> **Task goal**
Transcribe the entries that follow, word for word.
[START OF Data entries]
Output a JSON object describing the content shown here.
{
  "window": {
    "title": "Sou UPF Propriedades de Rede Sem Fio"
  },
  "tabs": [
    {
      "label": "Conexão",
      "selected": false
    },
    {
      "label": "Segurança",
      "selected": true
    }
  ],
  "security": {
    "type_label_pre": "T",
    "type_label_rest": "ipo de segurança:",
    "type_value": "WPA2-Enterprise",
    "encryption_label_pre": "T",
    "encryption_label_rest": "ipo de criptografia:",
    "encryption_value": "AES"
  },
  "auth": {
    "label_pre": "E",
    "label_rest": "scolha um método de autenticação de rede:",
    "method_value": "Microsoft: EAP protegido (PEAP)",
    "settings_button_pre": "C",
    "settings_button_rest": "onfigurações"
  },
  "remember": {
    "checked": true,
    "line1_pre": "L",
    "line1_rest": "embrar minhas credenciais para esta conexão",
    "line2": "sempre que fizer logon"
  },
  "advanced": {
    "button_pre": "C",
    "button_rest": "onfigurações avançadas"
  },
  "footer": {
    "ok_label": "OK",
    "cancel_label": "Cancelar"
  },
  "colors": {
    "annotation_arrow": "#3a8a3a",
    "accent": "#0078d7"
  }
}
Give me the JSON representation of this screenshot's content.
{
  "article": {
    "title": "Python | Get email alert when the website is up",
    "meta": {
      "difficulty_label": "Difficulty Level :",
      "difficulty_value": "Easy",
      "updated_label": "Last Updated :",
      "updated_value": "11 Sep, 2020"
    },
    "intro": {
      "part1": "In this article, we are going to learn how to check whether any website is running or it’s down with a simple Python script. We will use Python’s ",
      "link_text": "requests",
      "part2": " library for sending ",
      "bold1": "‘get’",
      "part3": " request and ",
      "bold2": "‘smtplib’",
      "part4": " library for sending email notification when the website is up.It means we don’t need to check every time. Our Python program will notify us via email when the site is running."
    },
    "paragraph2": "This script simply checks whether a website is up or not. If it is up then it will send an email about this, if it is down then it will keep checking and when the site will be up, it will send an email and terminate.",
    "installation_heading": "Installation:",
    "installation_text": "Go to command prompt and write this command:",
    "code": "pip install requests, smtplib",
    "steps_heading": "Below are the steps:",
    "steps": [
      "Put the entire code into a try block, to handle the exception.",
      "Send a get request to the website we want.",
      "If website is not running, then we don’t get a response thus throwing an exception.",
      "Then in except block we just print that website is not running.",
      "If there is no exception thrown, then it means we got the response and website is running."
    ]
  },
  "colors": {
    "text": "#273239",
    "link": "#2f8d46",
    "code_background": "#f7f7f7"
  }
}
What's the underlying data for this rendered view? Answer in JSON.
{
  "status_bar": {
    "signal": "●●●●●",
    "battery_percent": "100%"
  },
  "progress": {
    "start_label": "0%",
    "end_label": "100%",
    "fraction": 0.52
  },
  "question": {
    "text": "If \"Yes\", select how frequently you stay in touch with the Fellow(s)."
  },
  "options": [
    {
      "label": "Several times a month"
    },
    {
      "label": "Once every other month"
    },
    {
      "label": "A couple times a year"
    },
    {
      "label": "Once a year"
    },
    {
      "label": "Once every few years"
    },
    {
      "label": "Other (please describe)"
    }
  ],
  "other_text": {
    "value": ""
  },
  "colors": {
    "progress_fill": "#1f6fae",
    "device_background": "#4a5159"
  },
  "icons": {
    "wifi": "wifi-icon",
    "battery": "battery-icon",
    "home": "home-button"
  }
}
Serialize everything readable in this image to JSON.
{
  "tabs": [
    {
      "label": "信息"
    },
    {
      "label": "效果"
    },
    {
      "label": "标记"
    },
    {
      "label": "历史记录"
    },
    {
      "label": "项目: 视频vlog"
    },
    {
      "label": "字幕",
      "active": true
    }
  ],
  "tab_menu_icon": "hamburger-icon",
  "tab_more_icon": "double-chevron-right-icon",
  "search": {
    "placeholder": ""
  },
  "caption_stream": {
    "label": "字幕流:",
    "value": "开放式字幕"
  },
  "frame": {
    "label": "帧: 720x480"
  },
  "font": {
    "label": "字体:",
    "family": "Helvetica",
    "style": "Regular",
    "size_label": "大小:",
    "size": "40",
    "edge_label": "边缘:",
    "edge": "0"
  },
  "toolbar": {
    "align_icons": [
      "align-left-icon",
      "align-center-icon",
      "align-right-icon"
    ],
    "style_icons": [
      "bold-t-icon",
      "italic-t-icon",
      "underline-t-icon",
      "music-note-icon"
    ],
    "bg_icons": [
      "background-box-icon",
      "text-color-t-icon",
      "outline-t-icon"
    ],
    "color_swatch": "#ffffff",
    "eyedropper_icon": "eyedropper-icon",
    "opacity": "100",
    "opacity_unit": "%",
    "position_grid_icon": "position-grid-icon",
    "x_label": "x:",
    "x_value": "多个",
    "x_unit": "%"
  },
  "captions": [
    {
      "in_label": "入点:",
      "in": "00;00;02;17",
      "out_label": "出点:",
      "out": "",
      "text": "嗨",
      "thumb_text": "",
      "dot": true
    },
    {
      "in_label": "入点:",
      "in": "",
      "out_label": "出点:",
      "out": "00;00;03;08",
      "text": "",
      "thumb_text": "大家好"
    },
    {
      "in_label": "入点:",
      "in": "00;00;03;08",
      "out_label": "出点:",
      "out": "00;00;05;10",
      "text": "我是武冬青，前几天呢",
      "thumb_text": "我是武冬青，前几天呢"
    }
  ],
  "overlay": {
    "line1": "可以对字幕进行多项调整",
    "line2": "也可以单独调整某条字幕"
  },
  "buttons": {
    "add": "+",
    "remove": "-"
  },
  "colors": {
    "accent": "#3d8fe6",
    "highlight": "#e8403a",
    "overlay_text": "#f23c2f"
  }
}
[END OF Data entries]
> **Exercise result**
Output a JSON object describing the content shown here.
{
  "window": {
    "title": "Sou UPF Propriedades de Rede Sem Fio"
  },
  "tabs": [
    {
      "label": "Conexão",
      "selected": false
    },
    {
      "label": "Segurança",
      "selected": true
    }
  ],
  "security": {
    "type_label_pre": "T",
    "type_label_rest": "ipo de segurança:",
    "type_value": "WPA2-Enterprise",
    "encryption_label_pre": "T",
    "encryption_label_rest": "ipo de criptografia:",
    "encryption_value": "AES"
  },
  "auth": {
    "label_pre": "E",
    "label_rest": "scolha um método de autenticação de rede:",
    "method_value": "Microsoft: EAP protegido (PEAP)",
    "settings_button_pre": "C",
    "settings_button_rest": "onfigurações"
  },
  "remember": {
    "checked": true,
    "line1_pre": "L",
    "line1_rest": "embrar minhas credenciais para esta conexão",
    "line2": "sempre que fizer logon"
  },
  "advanced": {
    "button_pre": "C",
    "button_rest": "onfigurações avançadas"
  },
  "footer": {
    "ok_label": "OK",
    "cancel_label": "Cancelar"
  },
  "colors": {
    "annotation_arrow": "#3a8a3a",
    "accent": "#0078d7"
  }
}
Give me the JSON representation of this screenshot's content.
{
  "article": {
    "title": "Python | Get email alert when the website is up",
    "meta": {
      "difficulty_label": "Difficulty Level :",
      "difficulty_value": "Easy",
      "updated_label": "Last Updated :",
      "updated_value": "11 Sep, 2020"
    },
    "intro": {
      "part1": "In this article, we are going to learn how to check whether any website is running or it’s down with a simple Python script. We will use Python’s ",
      "link_text": "requests",
      "part2": " library for sending ",
      "bold1": "‘get’",
      "part3": " request and ",
      "bold2": "‘smtplib’",
      "part4": " library for sending email notification when the website is up.It means we don’t need to check every time. Our Python program will notify us via email when the site is running."
    },
    "paragraph2": "This script simply checks whether a website is up or not. If it is up then it will send an email about this, if it is down then it will keep checking and when the site will be up, it will send an email and terminate.",
    "installation_heading": "Installation:",
    "installation_text": "Go to command prompt and write this command:",
    "code": "pip install requests, smtplib",
    "steps_heading": "Below are the steps:",
    "steps": [
      "Put the entire code into a try block, to handle the exception.",
      "Send a get request to the website we want.",
      "If website is not running, then we don’t get a response thus throwing an exception.",
      "Then in except block we just print that website is not running.",
      "If there is no exception thrown, then it means we got the response and website is running."
    ]
  },
  "colors": {
    "text": "#273239",
    "link": "#2f8d46",
    "code_background": "#f7f7f7"
  }
}
What's the underlying data for this rendered view? Answer in JSON.
{
  "status_bar": {
    "signal": "●●●●●",
    "battery_percent": "100%"
  },
  "progress": {
    "start_label": "0%",
    "end_label": "100%",
    "fraction": 0.52
  },
  "question": {
    "text": "If \"Yes\", select how frequently you stay in touch with the Fellow(s)."
  },
  "options": [
    {
      "label": "Several times a month"
    },
    {
      "label": "Once every other month"
    },
    {
      "label": "A couple times a year"
    },
    {
      "label": "Once a year"
    },
    {
      "label": "Once every few years"
    },
    {
      "label": "Other (please describe)"
    }
  ],
  "other_text": {
    "value": ""
  },
  "colors": {
    "progress_fill": "#1f6fae",
    "device_background": "#4a5159"
  },
  "icons": {
    "wifi": "wifi-icon",
    "battery": "battery-icon",
    "home": "home-button"
  }
}
Serialize everything readable in this image to JSON.
{
  "tabs": [
    {
      "label": "信息"
    },
    {
      "label": "效果"
    },
    {
      "label": "标记"
    },
    {
      "label": "历史记录"
    },
    {
      "label": "项目: 视频vlog"
    },
    {
      "label": "字幕",
      "active": true
    }
  ],
  "tab_menu_icon": "hamburger-icon",
  "tab_more_icon": "double-chevron-right-icon",
  "search": {
    "placeholder": ""
  },
  "caption_stream": {
    "label": "字幕流:",
    "value": "开放式字幕"
  },
  "frame": {
    "label": "帧: 720x480"
  },
  "font": {
    "label": "字体:",
    "family": "Helvetica",
    "style": "Regular",
    "size_label": "大小:",
    "size": "40",
    "edge_label": "边缘:",
    "edge": "0"
  },
  "toolbar": {
    "align_icons": [
      "align-left-icon",
      "align-center-icon",
      "align-right-icon"
    ],
    "style_icons": [
      "bold-t-icon",
      "italic-t-icon",
      "underline-t-icon",
      "music-note-icon"
    ],
    "bg_icons": [
      "background-box-icon",
      "text-color-t-icon",
      "outline-t-icon"
    ],
    "color_swatch": "#ffffff",
    "eyedropper_icon": "eyedropper-icon",
    "opacity": "100",
    "opacity_unit": "%",
    "position_grid_icon": "position-grid-icon",
    "x_label": "x:",
    "x_value": "多个",
    "x_unit": "%"
  },
  "captions": [
    {
      "in_label": "入点:",
      "in": "00;00;02;17",
      "out_label": "出点:",
      "out": "",
      "text": "嗨",
      "thumb_text": "",
      "dot": true
    },
    {
      "in_label": "入点:",
      "in": "",
      "out_label": "出点:",
      "out": "00;00;03;08",
      "text": "",
      "thumb_text": "大家好"
    },
    {
      "in_label": "入点:",
      "in": "00;00;03;08",
      "out_label": "出点:",
      "out": "00;00;05;10",
      "text": "我是武冬青，前几天呢",
      "thumb_text": "我是武冬青，前几天呢"
    }
  ],
  "overlay": {
    "line1": "可以对字幕进行多项调整",
    "line2": "也可以单独调整某条字幕"
  },
  "buttons": {
    "add": "+",
    "remove": "-"
  },
  "colors": {
    "accent": "#3d8fe6",
    "highlight": "#e8403a",
    "overlay_text": "#f23c2f"
  }
}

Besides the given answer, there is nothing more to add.